=== AIM OF THE EXERCISE ===
Answer with one number only: the number of lines that include the word "months".

(Data listing)
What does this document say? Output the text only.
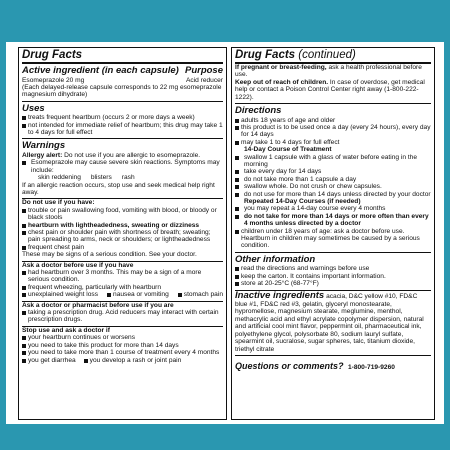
Drug Facts
Active ingredient (in each capsule) Purpose
Esomeprazole 20 mg	Acid reducer
(Each delayed-release capsule corresponds to 22 mg esomeprazole magnesium dihydrate)
Uses
treats frequent heartburn (occurs 2 or more days a week)
not intended for immediate relief of heartburn; this drug may take 1 to 4 days for full effect
Warnings
Allergy alert: Do not use if you are allergic to esomeprazole.
Esomeprazole may cause severe skin reactions. Symptoms may include:
skin reddening blisters rash
If an allergic reaction occurs, stop use and seek medical help right away.
Do not use if you have:
trouble or pain swallowing food, vomiting with blood, or bloody or black stools
heartburn with lightheadedness, sweating or dizziness
chest pain or shoulder pain with shortness of breath; sweating; pain spreading to arms, neck or shoulders; or lightheadedness
frequent chest pain
These may be signs of a serious condition. See your doctor.
Ask a doctor before use if you have
had heartburn over 3 months. This may be a sign of a more serious condition.
frequent wheezing, particularly with heartburn
unexplained weight loss	nausea or vomiting	stomach pain
Ask a doctor or pharmacist before use if you are
taking a prescription drug. Acid reducers may interact with certain prescription drugs.
Stop use and ask a doctor if
your heartburn continues or worsens
you need to take this product for more than 14 days
you need to take more than 1 course of treatment every 4 months
you get diarrhea	you develop a rash or joint pain
Drug Facts (continued)
If pregnant or breast-feeding, ask a health professional before use.
Keep out of reach of children. In case of overdose, get medical help or contact a Poison Control Center right away (1-800-222-1222).
Directions
adults 18 years of age and older
this product is to be used once a day (every 24 hours), every day for 14 days
may take 1 to 4 days for full effect
14-Day Course of Treatment
swallow 1 capsule with a glass of water before eating in the morning
take every day for 14 days
do not take more than 1 capsule a day
swallow whole. Do not crush or chew capsules.
do not use for more than 14 days unless directed by your doctor
Repeated 14-Day Courses (if needed)
you may repeat a 14-day course every 4 months
do not take for more than 14 days or more often than every 4 months unless directed by a doctor
children under 18 years of age: ask a doctor before use. Heartburn in children may sometimes be caused by a serious condition.
Other information
read the directions and warnings before use
keep the carton. It contains important information.
store at 20-25°C (68-77°F)
Inactive ingredients acacia, D&C yellow #10, FD&C blue #1, FD&C red #3, gelatin, glyceryl monostearate, hypromellose, magnesium stearate, meglumine, menthol, methacrylic acid and ethyl acrylate copolymer dispersion, natural and artificial cool mint flavor, peppermint oil, pharmaceutical ink, polyethylene glycol, polysorbate 80, sodium lauryl sulfate, spearmint oil, sucralose, sugar spheres, talc, titanium dioxide, triethyl citrate
Questions or comments? 1-800-719-9260
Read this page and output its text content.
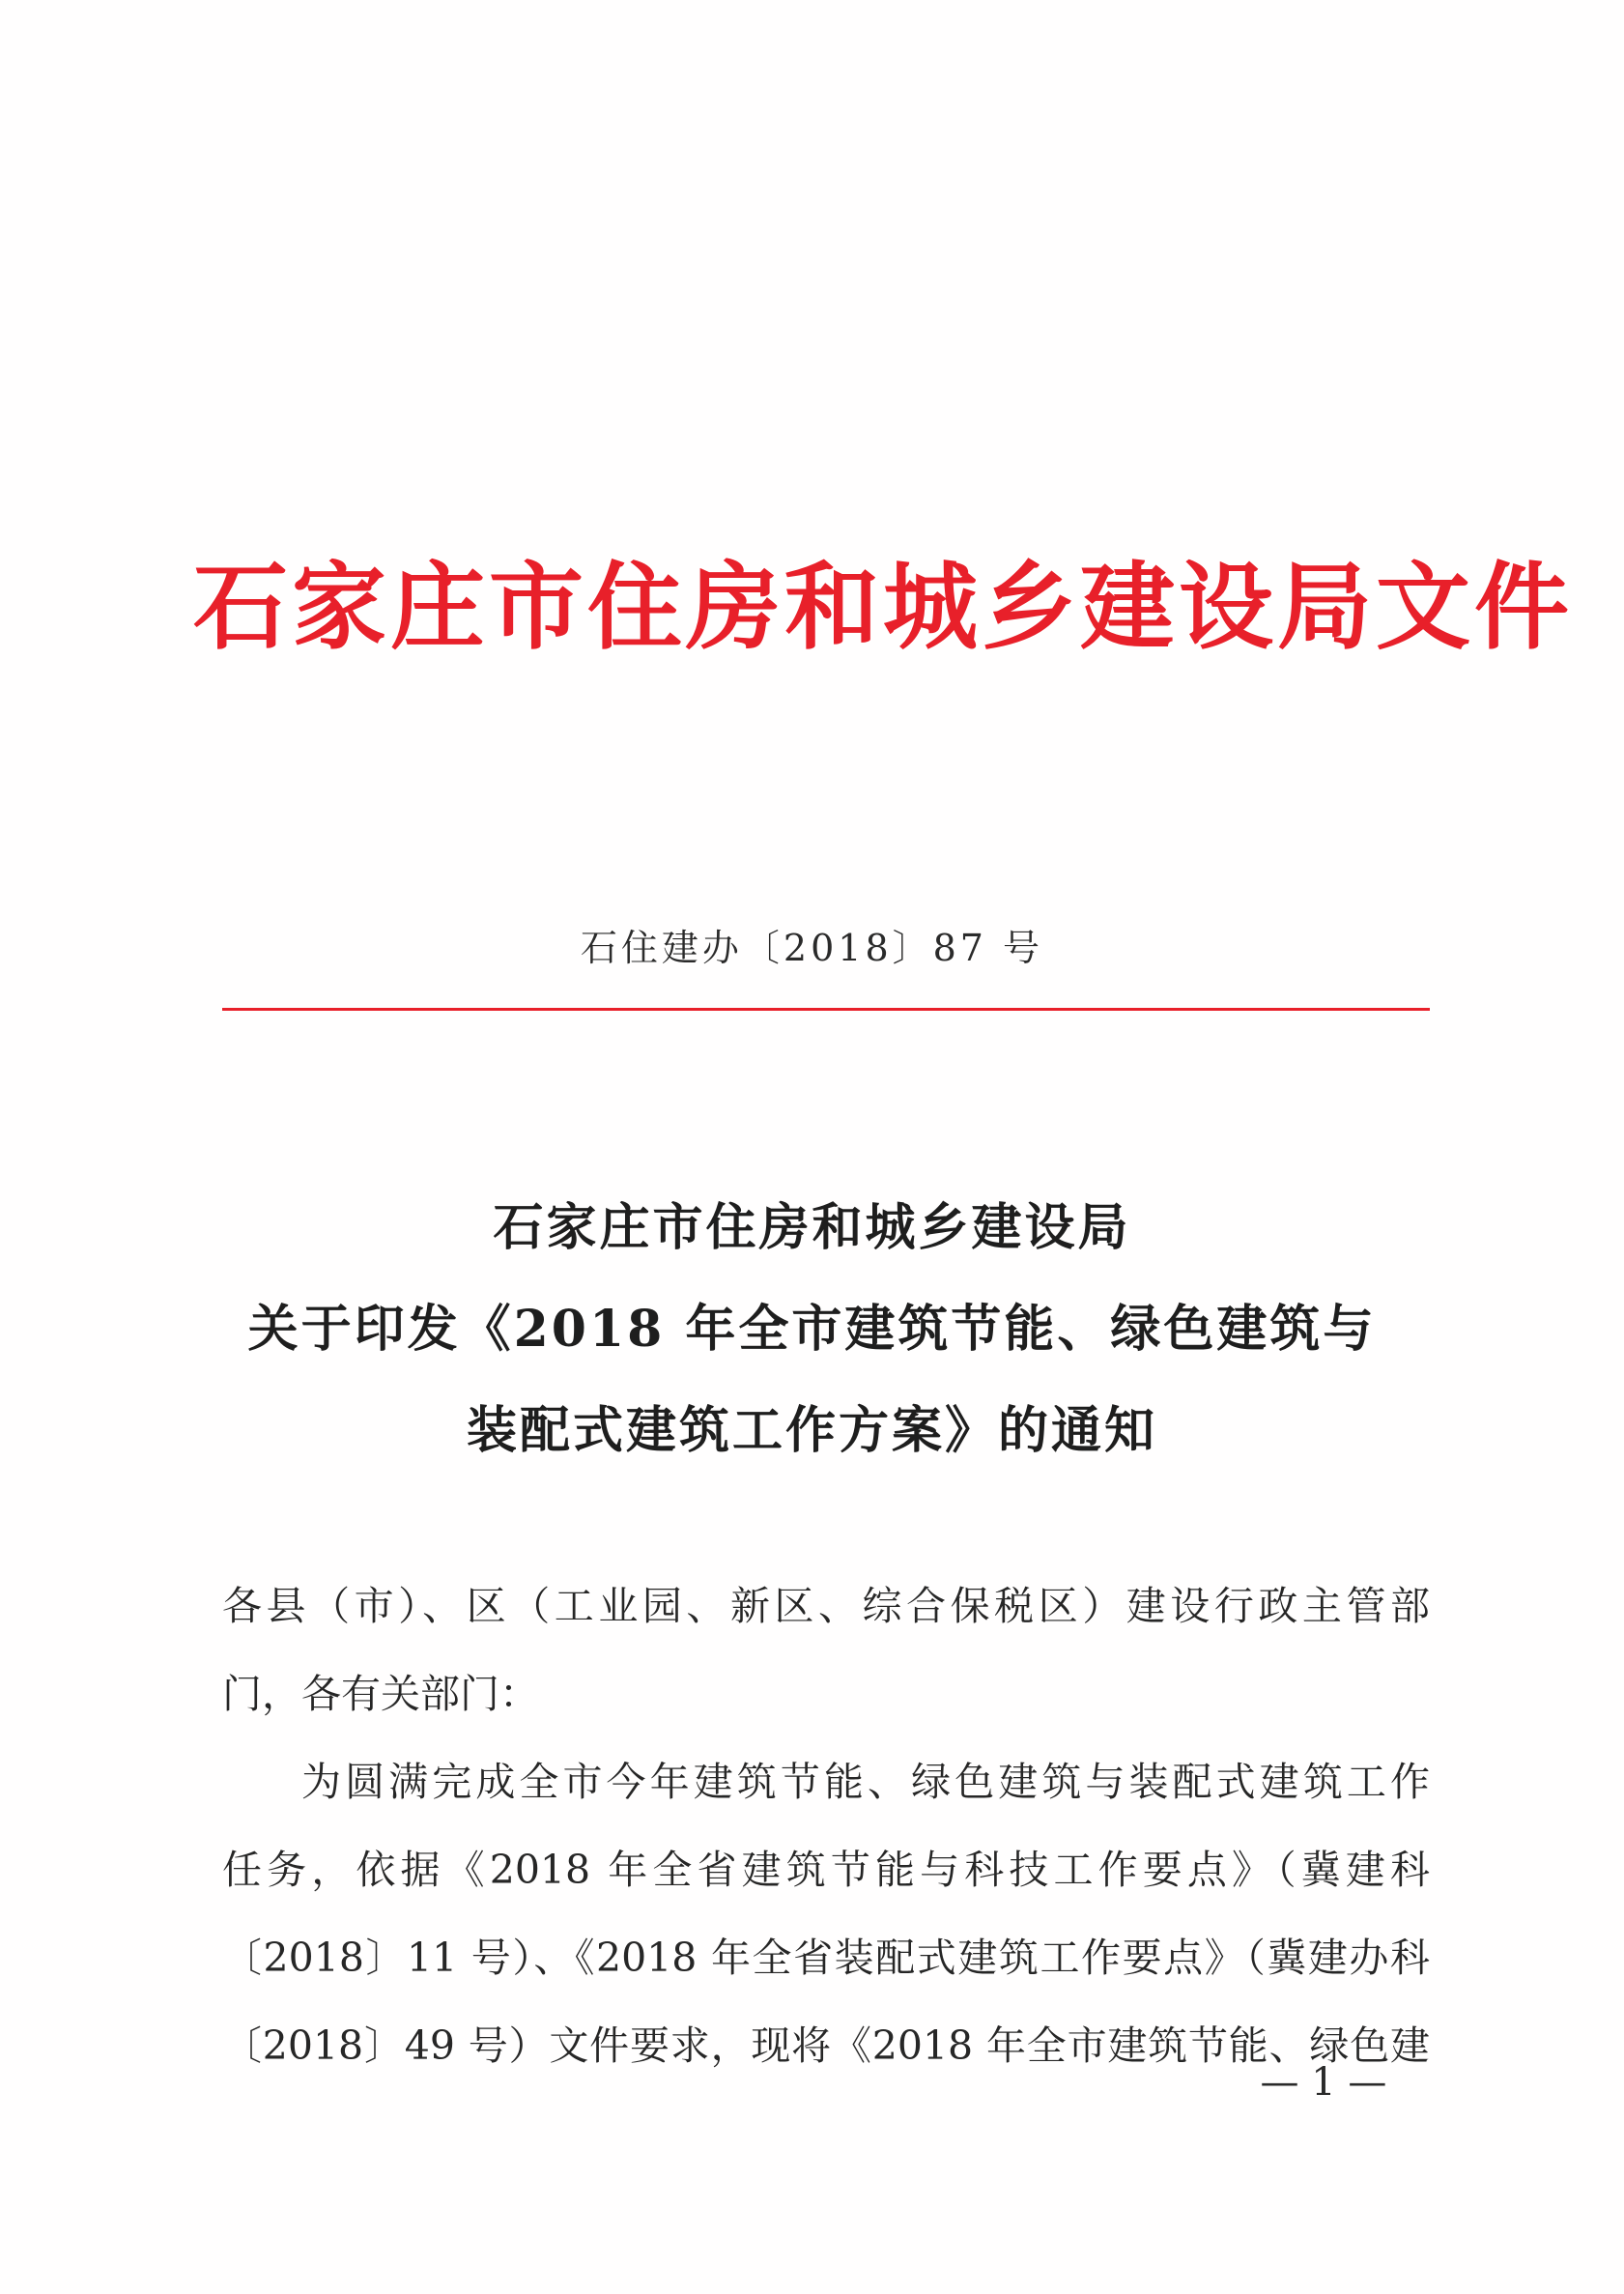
石家庄市住房和城乡建设局文件
石住建办〔2018〕87 号
石家庄市住房和城乡建设局
关于印发《2018 年全市建筑节能、绿色建筑与
装配式建筑工作方案》的通知
各县（市）、区（工业园、新区、综合保税区）建设行政主管部
门，各有关部门：
为圆满完成全市今年建筑节能、绿色建筑与装配式建筑工作
任务，依据《2018 年全省建筑节能与科技工作要点》（冀建科
〔2018〕11 号）、《2018 年全省装配式建筑工作要点》（冀建办科
〔2018〕49 号）文件要求，现将《2018 年全市建筑节能、绿色建
— 1 —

=== RESPONSE TO THE TASK ===
4